Source data
--------

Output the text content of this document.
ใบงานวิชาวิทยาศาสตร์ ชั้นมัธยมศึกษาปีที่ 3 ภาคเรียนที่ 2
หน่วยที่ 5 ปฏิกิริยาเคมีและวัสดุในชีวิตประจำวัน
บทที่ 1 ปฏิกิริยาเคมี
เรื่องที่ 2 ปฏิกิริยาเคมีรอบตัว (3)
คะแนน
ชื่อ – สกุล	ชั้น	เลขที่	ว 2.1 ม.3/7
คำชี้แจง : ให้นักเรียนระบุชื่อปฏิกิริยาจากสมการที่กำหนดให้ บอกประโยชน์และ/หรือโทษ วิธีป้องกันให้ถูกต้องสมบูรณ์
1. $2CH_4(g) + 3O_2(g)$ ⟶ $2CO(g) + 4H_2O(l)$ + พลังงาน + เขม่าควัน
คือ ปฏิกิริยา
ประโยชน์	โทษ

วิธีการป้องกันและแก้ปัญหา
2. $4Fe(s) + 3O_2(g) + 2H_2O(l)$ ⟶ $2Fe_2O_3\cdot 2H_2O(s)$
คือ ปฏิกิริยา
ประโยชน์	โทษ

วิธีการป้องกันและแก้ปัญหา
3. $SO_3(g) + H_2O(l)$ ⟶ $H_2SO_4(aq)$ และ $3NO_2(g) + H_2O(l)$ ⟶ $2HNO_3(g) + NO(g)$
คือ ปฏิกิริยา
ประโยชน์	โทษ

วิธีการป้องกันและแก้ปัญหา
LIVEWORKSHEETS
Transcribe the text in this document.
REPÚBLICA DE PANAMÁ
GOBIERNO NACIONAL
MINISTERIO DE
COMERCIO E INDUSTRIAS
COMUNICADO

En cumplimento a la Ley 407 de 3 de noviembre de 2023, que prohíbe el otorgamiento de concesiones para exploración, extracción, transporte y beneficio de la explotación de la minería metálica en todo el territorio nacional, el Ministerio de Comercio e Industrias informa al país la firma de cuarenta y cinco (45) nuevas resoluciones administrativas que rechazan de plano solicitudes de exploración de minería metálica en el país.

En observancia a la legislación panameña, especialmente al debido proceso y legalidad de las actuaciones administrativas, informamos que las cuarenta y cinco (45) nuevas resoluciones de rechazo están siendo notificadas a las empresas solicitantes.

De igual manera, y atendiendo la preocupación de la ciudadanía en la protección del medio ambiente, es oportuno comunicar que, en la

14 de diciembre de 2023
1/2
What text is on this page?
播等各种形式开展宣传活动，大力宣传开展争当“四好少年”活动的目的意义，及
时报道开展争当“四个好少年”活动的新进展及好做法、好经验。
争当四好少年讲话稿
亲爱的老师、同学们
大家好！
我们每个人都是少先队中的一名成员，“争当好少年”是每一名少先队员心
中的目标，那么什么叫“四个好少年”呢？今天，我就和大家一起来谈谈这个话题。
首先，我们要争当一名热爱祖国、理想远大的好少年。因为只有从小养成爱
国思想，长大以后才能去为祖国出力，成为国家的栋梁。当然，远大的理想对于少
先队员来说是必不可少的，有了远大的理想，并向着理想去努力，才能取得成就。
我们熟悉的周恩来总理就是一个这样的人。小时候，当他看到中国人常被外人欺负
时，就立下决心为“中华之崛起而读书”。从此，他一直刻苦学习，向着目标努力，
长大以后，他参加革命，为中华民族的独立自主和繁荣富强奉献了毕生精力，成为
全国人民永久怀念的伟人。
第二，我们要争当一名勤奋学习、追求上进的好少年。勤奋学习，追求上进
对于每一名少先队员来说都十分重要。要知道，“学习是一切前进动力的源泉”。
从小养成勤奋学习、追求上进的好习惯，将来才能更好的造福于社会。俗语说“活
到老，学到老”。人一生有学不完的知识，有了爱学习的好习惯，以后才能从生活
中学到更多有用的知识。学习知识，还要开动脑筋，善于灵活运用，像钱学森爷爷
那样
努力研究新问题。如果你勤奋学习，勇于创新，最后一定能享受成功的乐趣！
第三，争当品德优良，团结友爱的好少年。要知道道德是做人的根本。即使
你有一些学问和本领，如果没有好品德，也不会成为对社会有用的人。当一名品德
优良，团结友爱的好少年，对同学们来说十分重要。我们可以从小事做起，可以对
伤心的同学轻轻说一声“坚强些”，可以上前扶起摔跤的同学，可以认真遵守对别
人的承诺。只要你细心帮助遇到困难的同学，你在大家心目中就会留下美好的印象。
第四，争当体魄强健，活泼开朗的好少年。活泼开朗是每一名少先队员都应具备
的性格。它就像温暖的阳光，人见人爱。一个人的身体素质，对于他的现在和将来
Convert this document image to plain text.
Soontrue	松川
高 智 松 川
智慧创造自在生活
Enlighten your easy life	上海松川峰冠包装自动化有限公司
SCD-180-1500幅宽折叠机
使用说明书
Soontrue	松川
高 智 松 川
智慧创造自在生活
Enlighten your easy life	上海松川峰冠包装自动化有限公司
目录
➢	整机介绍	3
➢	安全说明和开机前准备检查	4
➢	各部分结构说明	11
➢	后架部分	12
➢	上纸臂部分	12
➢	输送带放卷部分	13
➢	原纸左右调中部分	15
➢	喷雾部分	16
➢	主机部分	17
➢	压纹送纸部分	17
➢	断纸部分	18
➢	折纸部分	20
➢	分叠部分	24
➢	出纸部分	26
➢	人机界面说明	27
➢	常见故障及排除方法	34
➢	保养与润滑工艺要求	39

--------

# EXERCISE DESCRIPTION
Exactly repeat the lines from the line that contains "What text is on this page?" to the end of the entries, both included, and leave out all other lines.

# RESPONSE
What text is on this page?
播等各种形式开展宣传活动，大力宣传开展争当“四好少年”活动的目的意义，及
时报道开展争当“四个好少年”活动的新进展及好做法、好经验。
争当四好少年讲话稿
亲爱的老师、同学们
大家好！
我们每个人都是少先队中的一名成员，“争当好少年”是每一名少先队员心
中的目标，那么什么叫“四个好少年”呢？今天，我就和大家一起来谈谈这个话题。
首先，我们要争当一名热爱祖国、理想远大的好少年。因为只有从小养成爱
国思想，长大以后才能去为祖国出力，成为国家的栋梁。当然，远大的理想对于少
先队员来说是必不可少的，有了远大的理想，并向着理想去努力，才能取得成就。
我们熟悉的周恩来总理就是一个这样的人。小时候，当他看到中国人常被外人欺负
时，就立下决心为“中华之崛起而读书”。从此，他一直刻苦学习，向着目标努力，
长大以后，他参加革命，为中华民族的独立自主和繁荣富强奉献了毕生精力，成为
全国人民永久怀念的伟人。
第二，我们要争当一名勤奋学习、追求上进的好少年。勤奋学习，追求上进
对于每一名少先队员来说都十分重要。要知道，“学习是一切前进动力的源泉”。
从小养成勤奋学习、追求上进的好习惯，将来才能更好的造福于社会。俗语说“活
到老，学到老”。人一生有学不完的知识，有了爱学习的好习惯，以后才能从生活
中学到更多有用的知识。学习知识，还要开动脑筋，善于灵活运用，像钱学森爷爷
那样
努力研究新问题。如果你勤奋学习，勇于创新，最后一定能享受成功的乐趣！
第三，争当品德优良，团结友爱的好少年。要知道道德是做人的根本。即使
你有一些学问和本领，如果没有好品德，也不会成为对社会有用的人。当一名品德
优良，团结友爱的好少年，对同学们来说十分重要。我们可以从小事做起，可以对
伤心的同学轻轻说一声“坚强些”，可以上前扶起摔跤的同学，可以认真遵守对别
人的承诺。只要你细心帮助遇到困难的同学，你在大家心目中就会留下美好的印象。
第四，争当体魄强健，活泼开朗的好少年。活泼开朗是每一名少先队员都应具备
的性格。它就像温暖的阳光，人见人爱。一个人的身体素质，对于他的现在和将来
Convert this document image to plain text.
Soontrue	松川
高 智 松 川
智慧创造自在生活
Enlighten your easy life	上海松川峰冠包装自动化有限公司
SCD-180-1500幅宽折叠机
使用说明书
Soontrue	松川
高 智 松 川
智慧创造自在生活
Enlighten your easy life	上海松川峰冠包装自动化有限公司
目录
➢	整机介绍	3
➢	安全说明和开机前准备检查	4
➢	各部分结构说明	11
➢	后架部分	12
➢	上纸臂部分	12
➢	输送带放卷部分	13
➢	原纸左右调中部分	15
➢	喷雾部分	16
➢	主机部分	17
➢	压纹送纸部分	17
➢	断纸部分	18
➢	折纸部分	20
➢	分叠部分	24
➢	出纸部分	26
➢	人机界面说明	27
➢	常见故障及排除方法	34
➢	保养与润滑工艺要求	39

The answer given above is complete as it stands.